▶ GIVEN RECORDS:
• • •
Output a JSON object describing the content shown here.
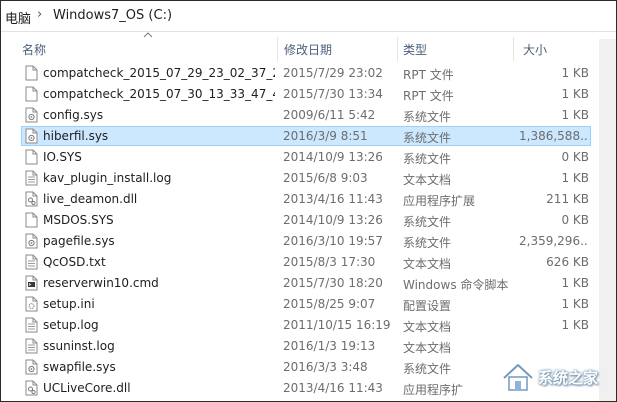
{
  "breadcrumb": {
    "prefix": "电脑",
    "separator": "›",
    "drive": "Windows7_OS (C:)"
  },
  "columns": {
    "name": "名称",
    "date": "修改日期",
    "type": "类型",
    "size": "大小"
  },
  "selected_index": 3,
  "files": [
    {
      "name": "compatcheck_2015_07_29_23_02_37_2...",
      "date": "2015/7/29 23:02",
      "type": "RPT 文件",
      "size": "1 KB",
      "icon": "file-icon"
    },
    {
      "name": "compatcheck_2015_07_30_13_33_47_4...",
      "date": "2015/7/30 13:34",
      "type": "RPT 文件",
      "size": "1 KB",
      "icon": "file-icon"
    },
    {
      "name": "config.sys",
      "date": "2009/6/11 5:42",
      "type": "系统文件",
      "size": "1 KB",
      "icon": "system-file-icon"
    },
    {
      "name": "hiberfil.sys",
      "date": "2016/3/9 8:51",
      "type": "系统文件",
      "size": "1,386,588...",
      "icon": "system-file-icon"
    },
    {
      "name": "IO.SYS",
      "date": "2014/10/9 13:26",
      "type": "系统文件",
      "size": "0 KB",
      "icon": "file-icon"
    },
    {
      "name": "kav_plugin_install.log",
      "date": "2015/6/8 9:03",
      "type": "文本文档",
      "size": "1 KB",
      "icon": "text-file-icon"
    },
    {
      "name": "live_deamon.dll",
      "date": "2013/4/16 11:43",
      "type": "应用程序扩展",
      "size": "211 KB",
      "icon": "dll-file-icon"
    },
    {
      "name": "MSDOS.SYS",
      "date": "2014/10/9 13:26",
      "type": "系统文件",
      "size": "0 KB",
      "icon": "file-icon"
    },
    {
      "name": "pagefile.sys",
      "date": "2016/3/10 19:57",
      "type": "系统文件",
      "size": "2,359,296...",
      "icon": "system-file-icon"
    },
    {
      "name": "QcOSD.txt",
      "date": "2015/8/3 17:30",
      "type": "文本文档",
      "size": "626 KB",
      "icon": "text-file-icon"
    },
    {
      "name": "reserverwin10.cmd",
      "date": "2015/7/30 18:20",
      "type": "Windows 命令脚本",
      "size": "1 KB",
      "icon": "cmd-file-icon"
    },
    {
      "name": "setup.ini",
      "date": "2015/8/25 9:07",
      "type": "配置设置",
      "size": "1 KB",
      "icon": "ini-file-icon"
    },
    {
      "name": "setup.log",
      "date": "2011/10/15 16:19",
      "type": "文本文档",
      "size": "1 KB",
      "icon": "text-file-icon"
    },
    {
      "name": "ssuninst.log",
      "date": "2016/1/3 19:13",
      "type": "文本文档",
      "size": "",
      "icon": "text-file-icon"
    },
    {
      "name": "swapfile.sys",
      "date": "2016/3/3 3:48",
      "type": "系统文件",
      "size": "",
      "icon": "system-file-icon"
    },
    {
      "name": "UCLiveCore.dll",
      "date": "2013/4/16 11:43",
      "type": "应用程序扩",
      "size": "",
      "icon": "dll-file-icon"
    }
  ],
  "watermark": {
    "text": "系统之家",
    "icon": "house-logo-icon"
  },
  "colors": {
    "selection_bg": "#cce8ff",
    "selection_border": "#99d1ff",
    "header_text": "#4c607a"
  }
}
• • •
▶ WORK TO BE COMPLETED: The records above should be reproduced exactly, with no pictures included.

▶ FULL ANSWER:
Output a JSON object describing the content shown here.
{
  "breadcrumb": {
    "prefix": "电脑",
    "separator": "›",
    "drive": "Windows7_OS (C:)"
  },
  "columns": {
    "name": "名称",
    "date": "修改日期",
    "type": "类型",
    "size": "大小"
  },
  "selected_index": 3,
  "files": [
    {
      "name": "compatcheck_2015_07_29_23_02_37_2...",
      "date": "2015/7/29 23:02",
      "type": "RPT 文件",
      "size": "1 KB",
      "icon": "file-icon"
    },
    {
      "name": "compatcheck_2015_07_30_13_33_47_4...",
      "date": "2015/7/30 13:34",
      "type": "RPT 文件",
      "size": "1 KB",
      "icon": "file-icon"
    },
    {
      "name": "config.sys",
      "date": "2009/6/11 5:42",
      "type": "系统文件",
      "size": "1 KB",
      "icon": "system-file-icon"
    },
    {
      "name": "hiberfil.sys",
      "date": "2016/3/9 8:51",
      "type": "系统文件",
      "size": "1,386,588...",
      "icon": "system-file-icon"
    },
    {
      "name": "IO.SYS",
      "date": "2014/10/9 13:26",
      "type": "系统文件",
      "size": "0 KB",
      "icon": "file-icon"
    },
    {
      "name": "kav_plugin_install.log",
      "date": "2015/6/8 9:03",
      "type": "文本文档",
      "size": "1 KB",
      "icon": "text-file-icon"
    },
    {
      "name": "live_deamon.dll",
      "date": "2013/4/16 11:43",
      "type": "应用程序扩展",
      "size": "211 KB",
      "icon": "dll-file-icon"
    },
    {
      "name": "MSDOS.SYS",
      "date": "2014/10/9 13:26",
      "type": "系统文件",
      "size": "0 KB",
      "icon": "file-icon"
    },
    {
      "name": "pagefile.sys",
      "date": "2016/3/10 19:57",
      "type": "系统文件",
      "size": "2,359,296...",
      "icon": "system-file-icon"
    },
    {
      "name": "QcOSD.txt",
      "date": "2015/8/3 17:30",
      "type": "文本文档",
      "size": "626 KB",
      "icon": "text-file-icon"
    },
    {
      "name": "reserverwin10.cmd",
      "date": "2015/7/30 18:20",
      "type": "Windows 命令脚本",
      "size": "1 KB",
      "icon": "cmd-file-icon"
    },
    {
      "name": "setup.ini",
      "date": "2015/8/25 9:07",
      "type": "配置设置",
      "size": "1 KB",
      "icon": "ini-file-icon"
    },
    {
      "name": "setup.log",
      "date": "2011/10/15 16:19",
      "type": "文本文档",
      "size": "1 KB",
      "icon": "text-file-icon"
    },
    {
      "name": "ssuninst.log",
      "date": "2016/1/3 19:13",
      "type": "文本文档",
      "size": "",
      "icon": "text-file-icon"
    },
    {
      "name": "swapfile.sys",
      "date": "2016/3/3 3:48",
      "type": "系统文件",
      "size": "",
      "icon": "system-file-icon"
    },
    {
      "name": "UCLiveCore.dll",
      "date": "2013/4/16 11:43",
      "type": "应用程序扩",
      "size": "",
      "icon": "dll-file-icon"
    }
  ],
  "watermark": {
    "text": "系统之家",
    "icon": "house-logo-icon"
  },
  "colors": {
    "selection_bg": "#cce8ff",
    "selection_border": "#99d1ff",
    "header_text": "#4c607a"
  }
}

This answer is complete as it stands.